[QUOTED PASSAGE — start]
Dutch climate scientist Geert Jan van Oldenborgh dies at 59

THE HAGUE, Netherlands (AP) — Respected Dutch climate scientist Geert Jan van Oldenborgh, co-founder of a group that rapidly analyzes the possible effects of climate change on extreme weather events, has died at age 59, the Royal Netherlands Meteorological Institute said Thursday.

Van Oldenborgh’s pioneering work with the World Weather Attribution network led to his recognition last month, along with co-founder Friederike Otto, as one of Time magazine’s 100 most influential people of 2021.

The magazine lauded them for building a global team of researchers capable of swiftly analyzing data around extreme weather.

Van Oldenborgh continued his work after being diagnosed eight years ago with Kahler’s disease, or multiple myeloma, a type of blood cancer. He died Tuesday, the Dutch meteorological institute said.

Over the summer the team concluded that the devastating heatwave in the American Pacific Northwest was “virtually impossible without human-caused climate change.” The attribution network also said that the extreme rainfall which triggered flooding that left a trail of death and destruction through parts of Germany and Belgium in July was “made more likely by climate change.”

Van Oldenborgh, who studied physics at Leiden University, joined the Dutch meteorological institute in 1996, where he studied the predictability of the Pacific region’s El Nino weather pattern. As part of his work with the Dutch institute, he also contributed to reports by the United Nations’ Intergovernmental Panel on Climate Change.
[QUOTED PASSAGE — finish]
[PROVIDED MATERIAL — start]
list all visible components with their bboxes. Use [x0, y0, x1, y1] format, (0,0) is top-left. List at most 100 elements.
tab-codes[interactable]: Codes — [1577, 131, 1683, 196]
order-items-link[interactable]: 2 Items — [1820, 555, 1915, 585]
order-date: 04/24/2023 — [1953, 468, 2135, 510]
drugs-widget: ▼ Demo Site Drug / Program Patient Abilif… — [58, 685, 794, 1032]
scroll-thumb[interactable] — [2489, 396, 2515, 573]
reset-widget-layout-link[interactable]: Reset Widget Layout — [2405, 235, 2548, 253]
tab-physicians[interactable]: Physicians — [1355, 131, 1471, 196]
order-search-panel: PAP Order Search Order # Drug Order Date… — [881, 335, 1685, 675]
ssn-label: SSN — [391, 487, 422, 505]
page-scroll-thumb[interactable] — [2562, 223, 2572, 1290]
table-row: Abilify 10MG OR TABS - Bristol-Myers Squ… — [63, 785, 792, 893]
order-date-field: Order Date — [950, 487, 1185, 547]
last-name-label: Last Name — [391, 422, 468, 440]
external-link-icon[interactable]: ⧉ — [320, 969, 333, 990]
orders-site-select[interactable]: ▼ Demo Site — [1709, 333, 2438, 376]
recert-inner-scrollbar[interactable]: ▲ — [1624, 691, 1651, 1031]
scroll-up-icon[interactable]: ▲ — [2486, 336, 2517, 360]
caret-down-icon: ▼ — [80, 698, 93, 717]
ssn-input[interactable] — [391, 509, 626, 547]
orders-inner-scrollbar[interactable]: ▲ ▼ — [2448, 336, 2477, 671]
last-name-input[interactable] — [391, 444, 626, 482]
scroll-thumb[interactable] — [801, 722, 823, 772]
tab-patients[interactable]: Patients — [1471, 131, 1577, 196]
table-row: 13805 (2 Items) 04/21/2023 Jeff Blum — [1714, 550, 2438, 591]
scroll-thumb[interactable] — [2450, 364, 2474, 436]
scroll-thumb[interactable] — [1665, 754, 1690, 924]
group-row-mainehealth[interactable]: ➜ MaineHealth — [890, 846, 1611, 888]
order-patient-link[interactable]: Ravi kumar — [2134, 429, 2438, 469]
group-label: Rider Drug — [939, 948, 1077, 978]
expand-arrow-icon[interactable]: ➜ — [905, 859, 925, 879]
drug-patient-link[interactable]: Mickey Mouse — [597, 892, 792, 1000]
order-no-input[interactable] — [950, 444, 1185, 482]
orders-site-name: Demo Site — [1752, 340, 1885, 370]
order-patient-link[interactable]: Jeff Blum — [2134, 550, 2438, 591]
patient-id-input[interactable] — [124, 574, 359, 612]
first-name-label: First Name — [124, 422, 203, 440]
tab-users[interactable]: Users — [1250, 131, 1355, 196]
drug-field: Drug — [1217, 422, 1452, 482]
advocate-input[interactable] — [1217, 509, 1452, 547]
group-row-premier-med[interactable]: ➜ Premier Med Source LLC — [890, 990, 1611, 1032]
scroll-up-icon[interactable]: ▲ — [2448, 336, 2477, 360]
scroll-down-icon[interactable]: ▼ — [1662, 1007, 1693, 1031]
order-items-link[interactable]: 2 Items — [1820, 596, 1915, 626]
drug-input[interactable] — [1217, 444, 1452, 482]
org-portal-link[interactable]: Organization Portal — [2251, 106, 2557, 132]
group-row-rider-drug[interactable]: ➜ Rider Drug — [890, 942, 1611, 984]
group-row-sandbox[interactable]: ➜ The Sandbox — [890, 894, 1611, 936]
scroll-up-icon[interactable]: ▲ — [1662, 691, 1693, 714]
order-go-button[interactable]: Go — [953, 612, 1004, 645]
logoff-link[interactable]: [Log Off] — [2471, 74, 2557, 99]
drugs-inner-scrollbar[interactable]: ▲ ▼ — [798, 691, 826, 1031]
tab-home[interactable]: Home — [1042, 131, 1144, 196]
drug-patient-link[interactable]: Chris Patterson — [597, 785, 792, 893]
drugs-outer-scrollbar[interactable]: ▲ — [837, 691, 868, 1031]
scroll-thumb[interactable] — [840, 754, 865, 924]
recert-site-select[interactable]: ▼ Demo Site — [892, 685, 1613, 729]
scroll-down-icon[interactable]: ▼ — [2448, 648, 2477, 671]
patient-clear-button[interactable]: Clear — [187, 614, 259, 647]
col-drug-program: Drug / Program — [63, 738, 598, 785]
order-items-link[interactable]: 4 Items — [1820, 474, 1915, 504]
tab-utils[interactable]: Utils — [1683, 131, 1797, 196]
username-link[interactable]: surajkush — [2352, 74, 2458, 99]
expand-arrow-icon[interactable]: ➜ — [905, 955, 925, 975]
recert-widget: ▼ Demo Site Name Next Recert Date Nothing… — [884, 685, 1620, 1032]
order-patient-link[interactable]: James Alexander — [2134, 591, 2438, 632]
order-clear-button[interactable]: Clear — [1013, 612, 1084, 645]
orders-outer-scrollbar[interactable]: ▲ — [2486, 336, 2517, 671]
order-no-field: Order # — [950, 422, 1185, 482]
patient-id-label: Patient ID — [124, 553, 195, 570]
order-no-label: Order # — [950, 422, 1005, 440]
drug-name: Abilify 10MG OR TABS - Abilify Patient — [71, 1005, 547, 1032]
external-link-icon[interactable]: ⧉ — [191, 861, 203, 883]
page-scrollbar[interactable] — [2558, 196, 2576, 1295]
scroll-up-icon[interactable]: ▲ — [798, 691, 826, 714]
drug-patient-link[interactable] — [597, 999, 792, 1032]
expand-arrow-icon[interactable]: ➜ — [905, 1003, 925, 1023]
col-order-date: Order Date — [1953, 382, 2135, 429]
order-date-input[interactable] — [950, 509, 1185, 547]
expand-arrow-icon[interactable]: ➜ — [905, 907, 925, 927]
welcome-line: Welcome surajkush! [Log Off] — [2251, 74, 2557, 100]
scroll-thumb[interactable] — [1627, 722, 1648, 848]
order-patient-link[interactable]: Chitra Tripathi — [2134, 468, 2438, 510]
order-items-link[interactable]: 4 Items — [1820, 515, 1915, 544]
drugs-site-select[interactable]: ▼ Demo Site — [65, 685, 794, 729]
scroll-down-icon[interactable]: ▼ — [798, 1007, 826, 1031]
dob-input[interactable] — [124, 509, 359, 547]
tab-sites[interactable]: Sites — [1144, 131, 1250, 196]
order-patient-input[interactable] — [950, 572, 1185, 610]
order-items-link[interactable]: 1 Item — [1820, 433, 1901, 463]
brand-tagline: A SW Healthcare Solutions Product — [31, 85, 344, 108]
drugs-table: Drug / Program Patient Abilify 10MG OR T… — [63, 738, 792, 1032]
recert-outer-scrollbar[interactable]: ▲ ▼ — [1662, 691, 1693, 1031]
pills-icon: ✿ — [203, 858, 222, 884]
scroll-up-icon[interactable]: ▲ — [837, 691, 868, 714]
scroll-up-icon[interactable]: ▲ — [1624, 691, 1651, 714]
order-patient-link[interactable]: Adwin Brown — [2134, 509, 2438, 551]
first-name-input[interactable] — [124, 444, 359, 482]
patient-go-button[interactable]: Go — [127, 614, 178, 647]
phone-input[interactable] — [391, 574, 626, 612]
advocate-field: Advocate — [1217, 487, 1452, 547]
[PROVIDED MATERIAL — finish]
» SET OF TASKS
[A] Recast the paragraph of the article on Geert Jan van Oldenborgh that begins "Van Oldenborgh, who studied physics" as a short bulleted list that keeps its main facts.
[B] Carry on the article on Geert Jan van Oldenborgh, starting after its final sentence.
The listing has no role in this work.

» ANSWERS TO THIS EXERCISE
[A]
- Studied physics at Leiden University
- Joined the Royal Netherlands Meteorological Institute in 1996
- Studied the predictability of the Pacific region's El Nino weather pattern
- Contributed to reports by the United Nations' Intergovernmental Panel on Climate Change as part of his work with the institute

[B]
In the early 2000s, he created a platform he called “Climate Explorer” to analyze climate data.

“He did so single-handedly and with little funding; it remains one of the most useful tools for accessing and analyzing climate data available to the world,” his colleagues at the World Weather Attribution network said in a statement on the group’s website. “His desire to share everything he made, and for science, data and tools to be open, advanced climate science and meant that results were more easily accessible for the general public.”

The group said than Van Oldenborgh’s “honesty, kindness and morality shone through his life and work, leaving fellow scientists, students and friends mourning his loss but grateful for having known and worked with him. His legacy will be immense.”

Van Oldenborgh is survived by his wife and three sons. The family was planning a private funeral.